**WHAT THE TASK REQUIRES:** Locate each line containing the string "this" and copy it out.

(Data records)
◇ ◇ ◇ ◇ ◇ ◇ ◇
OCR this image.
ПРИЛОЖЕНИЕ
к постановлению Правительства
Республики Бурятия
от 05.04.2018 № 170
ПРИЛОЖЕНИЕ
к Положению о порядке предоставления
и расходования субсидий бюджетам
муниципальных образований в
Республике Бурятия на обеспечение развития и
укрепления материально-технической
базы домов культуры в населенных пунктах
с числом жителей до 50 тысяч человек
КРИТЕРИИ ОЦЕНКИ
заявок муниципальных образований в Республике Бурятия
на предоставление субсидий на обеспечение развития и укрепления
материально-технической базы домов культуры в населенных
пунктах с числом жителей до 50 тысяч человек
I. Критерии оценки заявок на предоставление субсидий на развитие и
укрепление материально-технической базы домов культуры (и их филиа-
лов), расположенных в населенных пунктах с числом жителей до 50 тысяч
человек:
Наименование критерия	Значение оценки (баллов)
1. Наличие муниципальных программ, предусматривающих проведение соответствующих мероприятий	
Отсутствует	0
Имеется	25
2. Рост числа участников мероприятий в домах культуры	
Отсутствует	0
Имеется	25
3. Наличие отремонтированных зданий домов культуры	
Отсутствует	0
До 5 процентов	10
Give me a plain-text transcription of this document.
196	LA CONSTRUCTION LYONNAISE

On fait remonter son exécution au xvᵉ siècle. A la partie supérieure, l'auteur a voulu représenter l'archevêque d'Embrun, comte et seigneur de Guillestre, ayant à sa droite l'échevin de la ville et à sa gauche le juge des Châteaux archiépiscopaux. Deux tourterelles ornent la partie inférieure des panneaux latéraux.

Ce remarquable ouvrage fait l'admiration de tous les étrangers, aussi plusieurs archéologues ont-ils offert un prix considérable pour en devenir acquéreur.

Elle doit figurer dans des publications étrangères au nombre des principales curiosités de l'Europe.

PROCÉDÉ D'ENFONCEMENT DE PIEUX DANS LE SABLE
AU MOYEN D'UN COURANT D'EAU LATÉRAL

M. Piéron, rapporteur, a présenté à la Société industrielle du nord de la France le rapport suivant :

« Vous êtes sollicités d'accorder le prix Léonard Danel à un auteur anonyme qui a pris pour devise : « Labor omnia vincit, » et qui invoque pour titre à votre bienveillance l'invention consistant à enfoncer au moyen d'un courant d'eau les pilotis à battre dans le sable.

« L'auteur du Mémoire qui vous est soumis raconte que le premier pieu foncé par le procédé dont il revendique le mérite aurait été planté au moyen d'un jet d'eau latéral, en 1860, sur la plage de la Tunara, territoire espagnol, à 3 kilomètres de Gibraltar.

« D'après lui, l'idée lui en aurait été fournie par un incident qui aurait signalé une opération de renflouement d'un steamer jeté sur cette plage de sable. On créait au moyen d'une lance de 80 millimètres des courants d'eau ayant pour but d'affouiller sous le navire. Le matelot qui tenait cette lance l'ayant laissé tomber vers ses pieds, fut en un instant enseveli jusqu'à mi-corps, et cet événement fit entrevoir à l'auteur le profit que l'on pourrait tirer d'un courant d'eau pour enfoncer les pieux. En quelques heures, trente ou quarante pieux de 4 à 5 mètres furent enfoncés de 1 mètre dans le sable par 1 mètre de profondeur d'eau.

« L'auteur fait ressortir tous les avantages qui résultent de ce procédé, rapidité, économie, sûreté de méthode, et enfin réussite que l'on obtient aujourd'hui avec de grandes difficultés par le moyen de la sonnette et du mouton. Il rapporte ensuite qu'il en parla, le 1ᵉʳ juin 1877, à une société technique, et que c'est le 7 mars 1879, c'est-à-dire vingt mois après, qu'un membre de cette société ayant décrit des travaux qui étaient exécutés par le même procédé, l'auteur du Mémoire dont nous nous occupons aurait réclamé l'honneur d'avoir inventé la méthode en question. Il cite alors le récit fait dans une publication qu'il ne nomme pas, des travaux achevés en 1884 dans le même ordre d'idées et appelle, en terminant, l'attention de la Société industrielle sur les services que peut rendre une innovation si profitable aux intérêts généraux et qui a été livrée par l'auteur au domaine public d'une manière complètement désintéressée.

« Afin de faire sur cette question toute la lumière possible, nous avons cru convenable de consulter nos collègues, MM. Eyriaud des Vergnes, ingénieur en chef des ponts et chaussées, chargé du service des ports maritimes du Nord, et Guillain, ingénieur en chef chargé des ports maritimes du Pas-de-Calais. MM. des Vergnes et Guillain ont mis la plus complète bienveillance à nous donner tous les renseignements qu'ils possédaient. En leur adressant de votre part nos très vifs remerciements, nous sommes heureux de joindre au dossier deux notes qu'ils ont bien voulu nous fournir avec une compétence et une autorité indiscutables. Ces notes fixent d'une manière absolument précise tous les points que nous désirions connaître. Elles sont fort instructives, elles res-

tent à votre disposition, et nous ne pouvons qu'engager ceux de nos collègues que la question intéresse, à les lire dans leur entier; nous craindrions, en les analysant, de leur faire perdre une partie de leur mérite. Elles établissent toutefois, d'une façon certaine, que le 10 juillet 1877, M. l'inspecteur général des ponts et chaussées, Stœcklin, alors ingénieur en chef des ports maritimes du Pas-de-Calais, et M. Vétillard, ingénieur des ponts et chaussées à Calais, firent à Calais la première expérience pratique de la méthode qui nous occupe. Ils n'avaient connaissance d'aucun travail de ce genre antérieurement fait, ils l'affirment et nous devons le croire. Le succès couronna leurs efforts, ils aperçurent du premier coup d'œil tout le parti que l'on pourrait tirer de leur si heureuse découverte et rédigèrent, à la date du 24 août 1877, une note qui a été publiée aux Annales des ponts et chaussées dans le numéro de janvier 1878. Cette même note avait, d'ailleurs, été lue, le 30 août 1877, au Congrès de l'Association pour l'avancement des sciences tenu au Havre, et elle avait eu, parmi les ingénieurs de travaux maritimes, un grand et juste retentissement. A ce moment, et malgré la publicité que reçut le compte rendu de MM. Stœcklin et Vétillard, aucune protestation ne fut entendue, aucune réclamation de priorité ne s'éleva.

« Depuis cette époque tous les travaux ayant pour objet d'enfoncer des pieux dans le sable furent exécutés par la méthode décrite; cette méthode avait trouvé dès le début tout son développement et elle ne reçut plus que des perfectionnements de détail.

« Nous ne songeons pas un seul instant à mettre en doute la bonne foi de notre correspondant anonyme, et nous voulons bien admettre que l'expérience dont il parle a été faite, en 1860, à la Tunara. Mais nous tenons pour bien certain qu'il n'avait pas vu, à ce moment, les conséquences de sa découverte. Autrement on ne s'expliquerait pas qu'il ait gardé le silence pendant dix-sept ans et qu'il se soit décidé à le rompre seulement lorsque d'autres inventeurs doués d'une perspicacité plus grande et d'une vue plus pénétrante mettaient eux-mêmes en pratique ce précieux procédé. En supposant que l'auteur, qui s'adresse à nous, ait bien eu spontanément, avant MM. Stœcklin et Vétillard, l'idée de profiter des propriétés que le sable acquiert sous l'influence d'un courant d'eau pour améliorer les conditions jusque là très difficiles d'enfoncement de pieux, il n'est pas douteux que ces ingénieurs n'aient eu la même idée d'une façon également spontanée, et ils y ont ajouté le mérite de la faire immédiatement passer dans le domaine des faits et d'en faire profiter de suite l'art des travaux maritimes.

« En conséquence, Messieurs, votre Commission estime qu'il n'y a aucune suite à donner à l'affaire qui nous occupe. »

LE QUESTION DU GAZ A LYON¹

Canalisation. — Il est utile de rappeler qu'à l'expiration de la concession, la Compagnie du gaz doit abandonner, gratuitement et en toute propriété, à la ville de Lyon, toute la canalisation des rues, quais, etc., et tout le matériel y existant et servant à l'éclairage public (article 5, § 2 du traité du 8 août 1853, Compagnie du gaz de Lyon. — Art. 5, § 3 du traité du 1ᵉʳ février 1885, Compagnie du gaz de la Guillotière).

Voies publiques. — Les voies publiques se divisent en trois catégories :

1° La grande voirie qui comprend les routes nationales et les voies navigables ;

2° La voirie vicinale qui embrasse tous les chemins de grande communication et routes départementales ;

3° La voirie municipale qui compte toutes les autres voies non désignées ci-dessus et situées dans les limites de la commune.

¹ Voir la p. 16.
◇ ◇ ◇ ◇ ◇ ◇ ◇
**TASK SOLUTION:**
OCR this image.
Give me a plain-text transcription of this document.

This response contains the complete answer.